▸ Problem statement:
Retype every entry word for word.

* Start Available records *

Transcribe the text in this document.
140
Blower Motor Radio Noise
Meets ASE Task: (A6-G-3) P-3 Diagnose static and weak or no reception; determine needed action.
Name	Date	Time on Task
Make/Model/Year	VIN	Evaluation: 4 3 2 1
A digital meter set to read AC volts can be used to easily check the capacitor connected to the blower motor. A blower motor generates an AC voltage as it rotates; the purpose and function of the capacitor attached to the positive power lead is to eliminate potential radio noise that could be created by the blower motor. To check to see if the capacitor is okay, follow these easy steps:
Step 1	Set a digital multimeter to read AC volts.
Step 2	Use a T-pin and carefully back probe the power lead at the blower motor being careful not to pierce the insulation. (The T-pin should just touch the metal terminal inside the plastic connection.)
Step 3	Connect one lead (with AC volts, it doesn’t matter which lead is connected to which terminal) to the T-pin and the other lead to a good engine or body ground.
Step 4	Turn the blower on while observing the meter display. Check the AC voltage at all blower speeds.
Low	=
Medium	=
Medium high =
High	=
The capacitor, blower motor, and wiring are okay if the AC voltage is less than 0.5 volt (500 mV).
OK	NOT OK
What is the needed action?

* End Available records *

▸ Reply:
Transcribe the text in this document.
140
Blower Motor Radio Noise
Meets ASE Task: (A6-G-3) P-3 Diagnose static and weak or no reception; determine needed action.
Name	Date	Time on Task
Make/Model/Year	VIN	Evaluation: 4 3 2 1
A digital meter set to read AC volts can be used to easily check the capacitor connected to the blower motor. A blower motor generates an AC voltage as it rotates; the purpose and function of the capacitor attached to the positive power lead is to eliminate potential radio noise that could be created by the blower motor. To check to see if the capacitor is okay, follow these easy steps:
Step 1	Set a digital multimeter to read AC volts.
Step 2	Use a T-pin and carefully back probe the power lead at the blower motor being careful not to pierce the insulation. (The T-pin should just touch the metal terminal inside the plastic connection.)
Step 3	Connect one lead (with AC volts, it doesn’t matter which lead is connected to which terminal) to the T-pin and the other lead to a good engine or body ground.
Step 4	Turn the blower on while observing the meter display. Check the AC voltage at all blower speeds.
Low	=
Medium	=
Medium high =
High	=
The capacitor, blower motor, and wiring are okay if the AC voltage is less than 0.5 volt (500 mV).
OK	NOT OK
What is the needed action?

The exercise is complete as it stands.